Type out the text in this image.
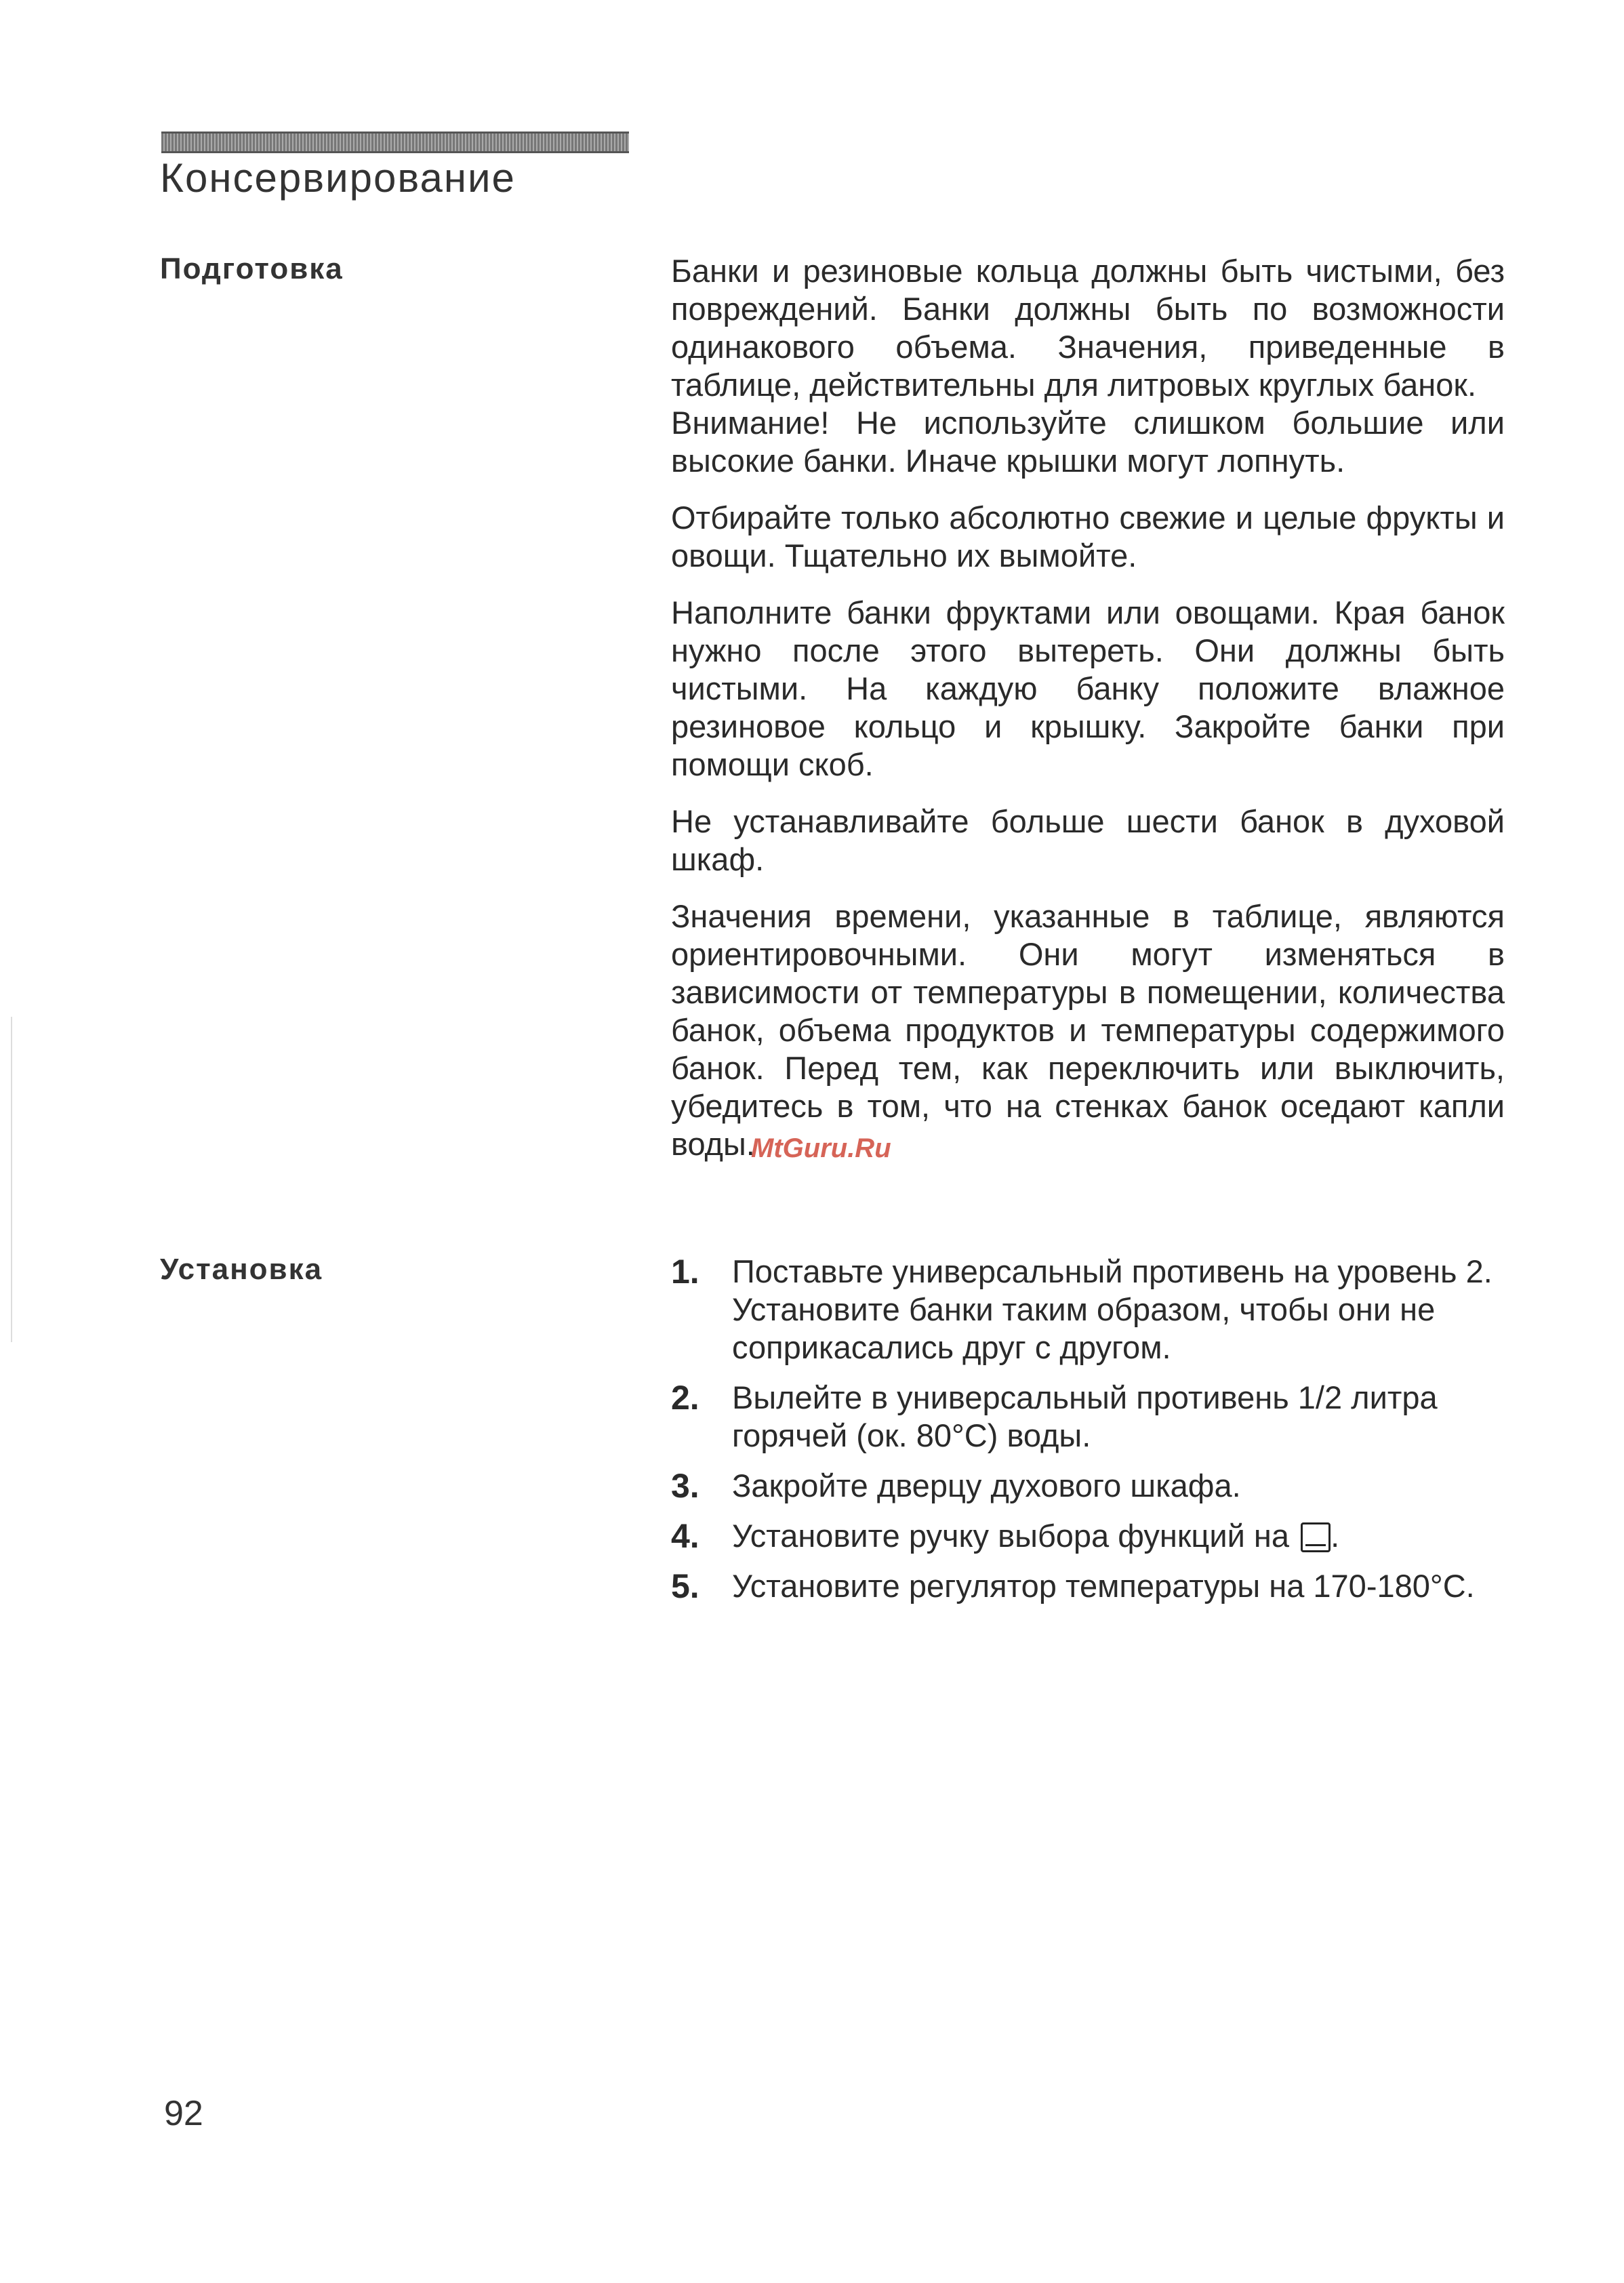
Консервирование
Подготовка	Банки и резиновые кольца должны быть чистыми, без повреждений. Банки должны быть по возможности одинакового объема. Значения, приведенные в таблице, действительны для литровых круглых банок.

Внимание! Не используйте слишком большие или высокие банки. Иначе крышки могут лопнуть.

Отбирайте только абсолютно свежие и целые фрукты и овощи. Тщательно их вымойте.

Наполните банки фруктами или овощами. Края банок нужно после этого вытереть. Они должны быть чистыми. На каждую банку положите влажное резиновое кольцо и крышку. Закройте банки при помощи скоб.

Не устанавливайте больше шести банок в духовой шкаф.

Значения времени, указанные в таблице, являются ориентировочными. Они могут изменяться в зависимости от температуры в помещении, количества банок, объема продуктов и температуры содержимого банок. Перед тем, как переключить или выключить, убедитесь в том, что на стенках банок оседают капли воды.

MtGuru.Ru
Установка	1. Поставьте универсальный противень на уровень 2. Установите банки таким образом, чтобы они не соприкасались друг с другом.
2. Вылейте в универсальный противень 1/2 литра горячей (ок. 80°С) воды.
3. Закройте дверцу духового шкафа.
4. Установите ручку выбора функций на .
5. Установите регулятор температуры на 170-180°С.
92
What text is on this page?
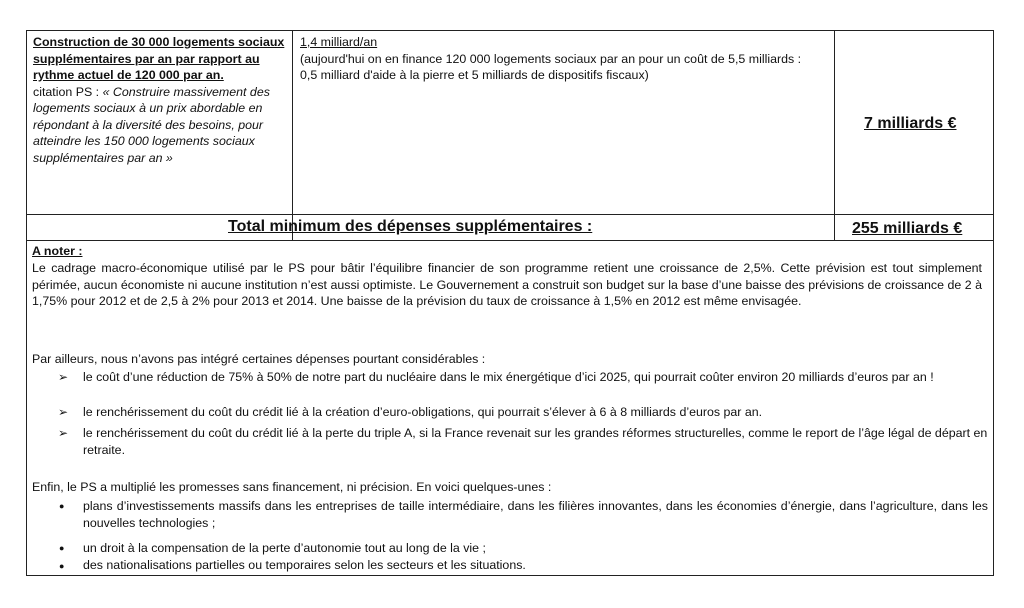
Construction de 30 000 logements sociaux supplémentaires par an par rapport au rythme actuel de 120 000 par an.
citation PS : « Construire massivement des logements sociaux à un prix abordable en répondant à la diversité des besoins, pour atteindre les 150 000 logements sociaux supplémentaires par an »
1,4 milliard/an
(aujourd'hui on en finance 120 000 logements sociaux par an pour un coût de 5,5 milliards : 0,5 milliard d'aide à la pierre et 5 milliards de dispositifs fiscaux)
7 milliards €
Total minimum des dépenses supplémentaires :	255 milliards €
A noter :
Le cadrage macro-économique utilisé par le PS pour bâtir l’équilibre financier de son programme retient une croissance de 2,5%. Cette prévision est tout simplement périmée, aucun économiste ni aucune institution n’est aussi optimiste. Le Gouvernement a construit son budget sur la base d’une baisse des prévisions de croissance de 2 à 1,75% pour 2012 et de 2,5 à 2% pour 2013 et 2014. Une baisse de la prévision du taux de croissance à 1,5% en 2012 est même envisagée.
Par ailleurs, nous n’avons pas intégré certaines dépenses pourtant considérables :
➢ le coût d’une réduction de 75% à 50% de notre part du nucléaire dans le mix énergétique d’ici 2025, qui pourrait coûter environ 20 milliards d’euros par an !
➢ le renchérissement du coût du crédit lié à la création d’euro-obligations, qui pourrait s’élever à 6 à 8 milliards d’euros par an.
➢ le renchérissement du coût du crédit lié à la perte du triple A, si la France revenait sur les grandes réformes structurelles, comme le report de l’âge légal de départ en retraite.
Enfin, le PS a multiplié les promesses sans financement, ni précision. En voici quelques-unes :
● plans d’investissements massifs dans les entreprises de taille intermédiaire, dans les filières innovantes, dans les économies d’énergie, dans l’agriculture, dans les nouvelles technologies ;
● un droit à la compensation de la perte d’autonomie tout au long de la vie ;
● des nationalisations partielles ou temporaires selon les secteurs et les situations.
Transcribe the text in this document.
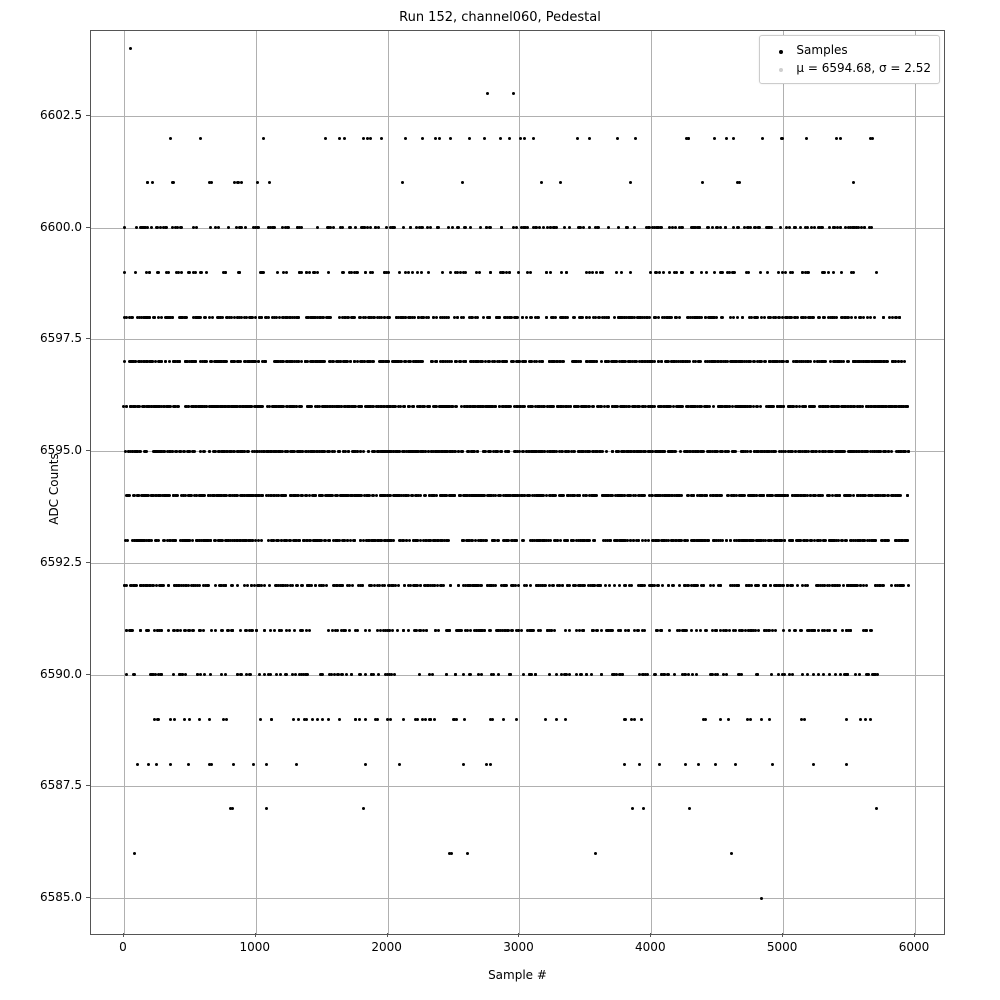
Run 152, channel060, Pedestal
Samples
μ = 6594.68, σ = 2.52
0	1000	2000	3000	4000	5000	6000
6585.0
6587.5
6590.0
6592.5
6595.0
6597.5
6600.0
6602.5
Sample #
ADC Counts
───
Repeat the data exactly, dropping every picture it holds.

Type out the text in this image.
Консервирование
Подготовка	Банки и резиновые кольца должны быть чистыми, без повреждений. Банки должны быть по возможности одинакового объема. Значения, приведенные в таблице, действительны для литровых круглых банок.

Внимание! Не используйте слишком большие или высокие банки. Иначе крышки могут лопнуть.

Отбирайте только абсолютно свежие и целые фрукты и овощи. Тщательно их вымойте.

Наполните банки фруктами или овощами. Края банок нужно после этого вытереть. Они должны быть чистыми. На каждую банку положите влажное резиновое кольцо и крышку. Закройте банки при помощи скоб.

Не устанавливайте больше шести банок в духовой шкаф.

Значения времени, указанные в таблице, являются ориентировочными. Они могут изменяться в зависимости от температуры в помещении, количества банок, объема продуктов и температуры содержимого банок. Перед тем, как переключить или выключить, убедитесь в том, что на стенках банок оседают капли воды.

MtGuru.Ru
Установка	1. Поставьте универсальный противень на уровень 2. Установите банки таким образом, чтобы они не соприкасались друг с другом.
2. Вылейте в универсальный противень 1/2 литра горячей (ок. 80°С) воды.
3. Закройте дверцу духового шкафа.
4. Установите ручку выбора функций на .
5. Установите регулятор температуры на 170-180°С.
92
What text is on this page?
Construction de 30 000 logements sociaux supplémentaires par an par rapport au rythme actuel de 120 000 par an.
citation PS : « Construire massivement des logements sociaux à un prix abordable en répondant à la diversité des besoins, pour atteindre les 150 000 logements sociaux supplémentaires par an »
1,4 milliard/an
(aujourd'hui on en finance 120 000 logements sociaux par an pour un coût de 5,5 milliards : 0,5 milliard d'aide à la pierre et 5 milliards de dispositifs fiscaux)
7 milliards €
Total minimum des dépenses supplémentaires :	255 milliards €
A noter :
Le cadrage macro-économique utilisé par le PS pour bâtir l’équilibre financier de son programme retient une croissance de 2,5%. Cette prévision est tout simplement périmée, aucun économiste ni aucune institution n’est aussi optimiste. Le Gouvernement a construit son budget sur la base d’une baisse des prévisions de croissance de 2 à 1,75% pour 2012 et de 2,5 à 2% pour 2013 et 2014. Une baisse de la prévision du taux de croissance à 1,5% en 2012 est même envisagée.
Par ailleurs, nous n’avons pas intégré certaines dépenses pourtant considérables :
➢ le coût d’une réduction de 75% à 50% de notre part du nucléaire dans le mix énergétique d’ici 2025, qui pourrait coûter environ 20 milliards d’euros par an !
➢ le renchérissement du coût du crédit lié à la création d’euro-obligations, qui pourrait s’élever à 6 à 8 milliards d’euros par an.
➢ le renchérissement du coût du crédit lié à la perte du triple A, si la France revenait sur les grandes réformes structurelles, comme le report de l’âge légal de départ en retraite.
Enfin, le PS a multiplié les promesses sans financement, ni précision. En voici quelques-unes :
● plans d’investissements massifs dans les entreprises de taille intermédiaire, dans les filières innovantes, dans les économies d’énergie, dans l’agriculture, dans les nouvelles technologies ;
● un droit à la compensation de la perte d’autonomie tout au long de la vie ;
● des nationalisations partielles ou temporaires selon les secteurs et les situations.
Transcribe the text in this document.
Run 152, channel060, Pedestal
Samples
μ = 6594.68, σ = 2.52
0	1000	2000	3000	4000	5000	6000
6585.0
6587.5
6590.0
6592.5
6595.0
6597.5
6600.0
6602.5
Sample #
ADC Counts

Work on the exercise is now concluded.